Условие задачи A. Процитируйте без изменений листинг от самого его начала вплоть до строки с "list-marker: f. (34, 485, 42, 501)", включив обе границы.

Фрагмент текста.
::::

Письмо к К. С. Аксакову из Рима. Март (?) 1841 г.[242]


Вы уже знаете, какую глупую роль играет моя странная фигура в нашем родном омуте, куда я не знаю, за что попал. С того времени, как только ступила моя нога в родную землю, мне кажется, как будто я очутился на чужбине. Вижу знакомые, родные лица; но они, мне кажется, не здесь родились, а где-то их в другом месте, кажется, видел; и много глупостей, непонятных мне самому, чудится в моей ошеломленной голове.

Письмо к М. П. Балабиной. Янв. 1842 г.[243]


Недостатки ваши могут быть разве только в неподвижности и лени, одолевающей русского человека во время продолжительного бездействия, и в трудности подняться на дело. Но в той же русской природе есть способность, поднявшись на дело, совершить его полно и окончательно, русский сидень делает в малое время больше, чем какой-нибудь труженик, работающий всю жизнь.

::::

Листинг к заданию.
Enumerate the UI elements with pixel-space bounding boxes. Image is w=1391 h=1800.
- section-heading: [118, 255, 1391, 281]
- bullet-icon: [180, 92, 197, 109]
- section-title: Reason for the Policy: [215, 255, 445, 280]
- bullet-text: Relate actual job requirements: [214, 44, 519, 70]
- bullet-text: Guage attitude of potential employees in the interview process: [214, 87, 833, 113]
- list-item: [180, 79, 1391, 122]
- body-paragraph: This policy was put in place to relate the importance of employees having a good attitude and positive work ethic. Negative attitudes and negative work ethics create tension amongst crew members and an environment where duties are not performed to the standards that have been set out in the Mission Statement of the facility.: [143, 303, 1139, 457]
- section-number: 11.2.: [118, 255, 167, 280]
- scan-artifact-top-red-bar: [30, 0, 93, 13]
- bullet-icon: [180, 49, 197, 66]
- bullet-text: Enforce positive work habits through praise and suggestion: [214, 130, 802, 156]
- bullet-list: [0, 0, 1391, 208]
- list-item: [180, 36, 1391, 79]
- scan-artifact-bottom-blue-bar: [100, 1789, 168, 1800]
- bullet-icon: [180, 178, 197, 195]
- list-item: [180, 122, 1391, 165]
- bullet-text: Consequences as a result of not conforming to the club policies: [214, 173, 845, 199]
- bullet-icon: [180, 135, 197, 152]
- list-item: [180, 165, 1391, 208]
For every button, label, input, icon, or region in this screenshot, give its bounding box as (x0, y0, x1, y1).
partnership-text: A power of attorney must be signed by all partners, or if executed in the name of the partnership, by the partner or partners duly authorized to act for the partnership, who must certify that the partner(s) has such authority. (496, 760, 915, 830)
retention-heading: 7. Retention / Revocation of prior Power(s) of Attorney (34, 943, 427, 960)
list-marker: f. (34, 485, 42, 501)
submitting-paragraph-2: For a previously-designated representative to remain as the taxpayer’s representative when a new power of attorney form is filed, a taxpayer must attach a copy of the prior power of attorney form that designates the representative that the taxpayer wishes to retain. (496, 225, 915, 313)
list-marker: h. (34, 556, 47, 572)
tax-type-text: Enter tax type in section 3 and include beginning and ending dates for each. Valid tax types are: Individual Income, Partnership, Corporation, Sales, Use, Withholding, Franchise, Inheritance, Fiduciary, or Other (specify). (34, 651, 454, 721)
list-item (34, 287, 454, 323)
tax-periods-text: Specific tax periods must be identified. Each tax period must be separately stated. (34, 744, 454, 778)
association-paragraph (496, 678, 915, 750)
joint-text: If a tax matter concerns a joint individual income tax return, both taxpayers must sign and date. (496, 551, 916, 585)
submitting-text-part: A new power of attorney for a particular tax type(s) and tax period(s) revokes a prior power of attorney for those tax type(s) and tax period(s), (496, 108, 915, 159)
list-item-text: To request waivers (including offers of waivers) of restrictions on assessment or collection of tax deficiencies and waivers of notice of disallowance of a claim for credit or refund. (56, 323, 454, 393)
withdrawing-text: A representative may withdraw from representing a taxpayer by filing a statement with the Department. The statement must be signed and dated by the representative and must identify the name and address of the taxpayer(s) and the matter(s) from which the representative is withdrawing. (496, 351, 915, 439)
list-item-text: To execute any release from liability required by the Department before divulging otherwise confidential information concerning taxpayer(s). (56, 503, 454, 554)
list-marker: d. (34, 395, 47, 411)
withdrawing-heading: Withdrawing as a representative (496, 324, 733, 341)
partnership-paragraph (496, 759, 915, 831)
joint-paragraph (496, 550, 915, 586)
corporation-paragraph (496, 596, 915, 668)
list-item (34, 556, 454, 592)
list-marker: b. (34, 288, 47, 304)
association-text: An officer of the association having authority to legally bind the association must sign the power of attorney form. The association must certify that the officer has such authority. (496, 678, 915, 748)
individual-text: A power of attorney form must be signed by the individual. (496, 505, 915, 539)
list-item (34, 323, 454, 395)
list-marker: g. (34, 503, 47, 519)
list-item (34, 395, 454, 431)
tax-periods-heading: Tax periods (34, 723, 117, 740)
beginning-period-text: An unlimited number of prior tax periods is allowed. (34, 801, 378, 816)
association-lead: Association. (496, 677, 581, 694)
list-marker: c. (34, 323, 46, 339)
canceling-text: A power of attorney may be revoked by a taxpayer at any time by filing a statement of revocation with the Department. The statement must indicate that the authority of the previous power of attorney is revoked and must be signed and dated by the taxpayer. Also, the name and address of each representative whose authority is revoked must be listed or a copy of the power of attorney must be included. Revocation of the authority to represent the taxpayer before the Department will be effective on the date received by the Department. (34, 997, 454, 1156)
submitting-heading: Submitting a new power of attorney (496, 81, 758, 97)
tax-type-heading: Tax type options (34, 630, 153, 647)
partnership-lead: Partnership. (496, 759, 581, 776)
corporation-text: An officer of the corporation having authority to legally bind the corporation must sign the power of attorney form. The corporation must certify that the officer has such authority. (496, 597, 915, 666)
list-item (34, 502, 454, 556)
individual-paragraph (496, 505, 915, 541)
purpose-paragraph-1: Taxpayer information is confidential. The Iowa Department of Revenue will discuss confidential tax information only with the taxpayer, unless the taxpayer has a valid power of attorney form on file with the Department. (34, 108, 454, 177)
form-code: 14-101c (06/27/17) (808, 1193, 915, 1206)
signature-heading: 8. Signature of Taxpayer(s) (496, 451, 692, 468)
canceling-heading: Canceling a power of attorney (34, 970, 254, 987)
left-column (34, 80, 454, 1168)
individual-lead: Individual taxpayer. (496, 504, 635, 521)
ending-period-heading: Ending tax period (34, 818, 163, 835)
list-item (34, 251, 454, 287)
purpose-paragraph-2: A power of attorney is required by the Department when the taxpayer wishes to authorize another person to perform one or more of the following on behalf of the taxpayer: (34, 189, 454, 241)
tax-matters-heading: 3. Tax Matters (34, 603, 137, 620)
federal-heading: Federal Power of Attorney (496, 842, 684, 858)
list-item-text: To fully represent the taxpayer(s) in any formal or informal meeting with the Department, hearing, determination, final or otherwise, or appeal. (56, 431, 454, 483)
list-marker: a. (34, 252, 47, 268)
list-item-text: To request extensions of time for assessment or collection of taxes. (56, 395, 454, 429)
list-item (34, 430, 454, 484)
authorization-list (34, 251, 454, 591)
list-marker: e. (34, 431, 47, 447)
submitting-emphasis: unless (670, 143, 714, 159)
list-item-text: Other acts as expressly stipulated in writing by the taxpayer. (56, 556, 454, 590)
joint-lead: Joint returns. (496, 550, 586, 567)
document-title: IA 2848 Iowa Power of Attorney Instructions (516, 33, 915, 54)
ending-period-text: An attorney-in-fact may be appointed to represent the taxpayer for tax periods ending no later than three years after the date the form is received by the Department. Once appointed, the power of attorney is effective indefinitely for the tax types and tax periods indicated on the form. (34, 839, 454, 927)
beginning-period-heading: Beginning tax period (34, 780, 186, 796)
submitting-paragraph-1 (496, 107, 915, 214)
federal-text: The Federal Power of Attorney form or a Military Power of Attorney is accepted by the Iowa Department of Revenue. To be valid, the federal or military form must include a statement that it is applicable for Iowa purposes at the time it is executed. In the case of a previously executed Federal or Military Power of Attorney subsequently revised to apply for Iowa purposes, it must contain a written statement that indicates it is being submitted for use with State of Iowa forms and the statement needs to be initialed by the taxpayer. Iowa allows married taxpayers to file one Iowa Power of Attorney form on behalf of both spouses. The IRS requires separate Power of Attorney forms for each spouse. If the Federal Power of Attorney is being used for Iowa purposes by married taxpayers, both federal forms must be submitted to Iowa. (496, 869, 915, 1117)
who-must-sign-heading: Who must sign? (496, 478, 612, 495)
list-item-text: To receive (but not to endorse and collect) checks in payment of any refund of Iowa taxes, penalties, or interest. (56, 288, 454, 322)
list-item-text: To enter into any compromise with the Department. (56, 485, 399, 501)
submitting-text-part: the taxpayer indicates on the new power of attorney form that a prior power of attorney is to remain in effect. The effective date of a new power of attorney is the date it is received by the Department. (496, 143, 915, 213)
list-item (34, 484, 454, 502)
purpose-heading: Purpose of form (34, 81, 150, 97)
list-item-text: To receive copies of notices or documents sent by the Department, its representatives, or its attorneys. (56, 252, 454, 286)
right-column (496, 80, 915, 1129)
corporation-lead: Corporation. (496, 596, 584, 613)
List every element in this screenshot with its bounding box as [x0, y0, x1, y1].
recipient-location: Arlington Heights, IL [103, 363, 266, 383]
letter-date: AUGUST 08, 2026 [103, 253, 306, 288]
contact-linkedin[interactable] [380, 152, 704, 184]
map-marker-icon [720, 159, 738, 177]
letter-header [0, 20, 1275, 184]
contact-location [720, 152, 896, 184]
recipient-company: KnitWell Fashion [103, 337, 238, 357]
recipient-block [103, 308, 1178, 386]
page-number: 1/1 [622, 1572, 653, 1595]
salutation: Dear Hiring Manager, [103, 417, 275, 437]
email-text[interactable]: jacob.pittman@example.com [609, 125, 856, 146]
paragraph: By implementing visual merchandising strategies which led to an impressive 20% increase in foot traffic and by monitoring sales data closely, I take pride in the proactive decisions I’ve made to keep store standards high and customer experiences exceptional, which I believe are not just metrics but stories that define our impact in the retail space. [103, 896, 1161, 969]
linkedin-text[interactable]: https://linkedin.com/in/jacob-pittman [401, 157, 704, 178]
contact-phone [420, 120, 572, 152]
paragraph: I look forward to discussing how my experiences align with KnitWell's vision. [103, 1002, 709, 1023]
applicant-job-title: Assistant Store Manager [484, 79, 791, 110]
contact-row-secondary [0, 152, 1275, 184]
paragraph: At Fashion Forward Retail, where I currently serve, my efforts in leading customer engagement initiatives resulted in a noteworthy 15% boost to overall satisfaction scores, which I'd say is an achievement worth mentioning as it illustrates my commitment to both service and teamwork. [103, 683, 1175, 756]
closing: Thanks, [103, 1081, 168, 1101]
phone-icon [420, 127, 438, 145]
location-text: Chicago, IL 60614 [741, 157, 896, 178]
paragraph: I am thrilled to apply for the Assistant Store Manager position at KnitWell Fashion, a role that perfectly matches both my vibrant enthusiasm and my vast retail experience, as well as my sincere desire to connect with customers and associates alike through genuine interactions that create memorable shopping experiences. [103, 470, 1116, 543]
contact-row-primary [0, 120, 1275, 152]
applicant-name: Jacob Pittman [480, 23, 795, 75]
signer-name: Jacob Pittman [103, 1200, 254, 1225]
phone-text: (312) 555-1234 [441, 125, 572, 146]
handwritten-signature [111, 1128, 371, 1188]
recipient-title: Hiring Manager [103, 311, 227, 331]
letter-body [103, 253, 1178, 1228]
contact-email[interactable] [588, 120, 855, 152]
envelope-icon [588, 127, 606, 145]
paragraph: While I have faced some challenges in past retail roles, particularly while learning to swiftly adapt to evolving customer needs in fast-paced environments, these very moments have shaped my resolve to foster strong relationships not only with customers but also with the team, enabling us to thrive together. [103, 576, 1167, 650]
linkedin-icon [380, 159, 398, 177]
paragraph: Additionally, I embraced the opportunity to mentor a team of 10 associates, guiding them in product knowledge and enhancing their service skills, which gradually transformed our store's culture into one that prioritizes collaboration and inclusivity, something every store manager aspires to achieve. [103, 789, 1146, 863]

::::

Условие задачи B. Каким месяцем и годом датировано письмо к М. П. Балабиной во фрагменте писем?

Правильный ответ A.
Enumerate the UI elements with pixel-space bounding boxes. Image is w=1391 h=1800.
- section-heading: [118, 255, 1391, 281]
- bullet-icon: [180, 92, 197, 109]
- section-title: Reason for the Policy: [215, 255, 445, 280]
- bullet-text: Relate actual job requirements: [214, 44, 519, 70]
- bullet-text: Guage attitude of potential employees in the interview process: [214, 87, 833, 113]
- list-item: [180, 79, 1391, 122]
- body-paragraph: This policy was put in place to relate the importance of employees having a good attitude and positive work ethic. Negative attitudes and negative work ethics create tension amongst crew members and an environment where duties are not performed to the standards that have been set out in the Mission Statement of the facility.: [143, 303, 1139, 457]
- section-number: 11.2.: [118, 255, 167, 280]
- scan-artifact-top-red-bar: [30, 0, 93, 13]
- bullet-icon: [180, 49, 197, 66]
- bullet-text: Enforce positive work habits through praise and suggestion: [214, 130, 802, 156]
- bullet-list: [0, 0, 1391, 208]
- list-item: [180, 36, 1391, 79]
- scan-artifact-bottom-blue-bar: [100, 1789, 168, 1800]
- bullet-icon: [180, 178, 197, 195]
- list-item: [180, 122, 1391, 165]
- bullet-text: Consequences as a result of not conforming to the club policies: [214, 173, 845, 199]
- bullet-icon: [180, 135, 197, 152]
- list-item: [180, 165, 1391, 208]
For every button, label, input, icon, or region in this screenshot, give its bounding box as (x0, y0, x1, y1).
partnership-text: A power of attorney must be signed by all partners, or if executed in the name of the partnership, by the partner or partners duly authorized to act for the partnership, who must certify that the partner(s) has such authority. (496, 760, 915, 830)
retention-heading: 7. Retention / Revocation of prior Power(s) of Attorney (34, 943, 427, 960)
list-marker: f. (34, 485, 42, 501)

Правильный ответ B. Январь 1842 года.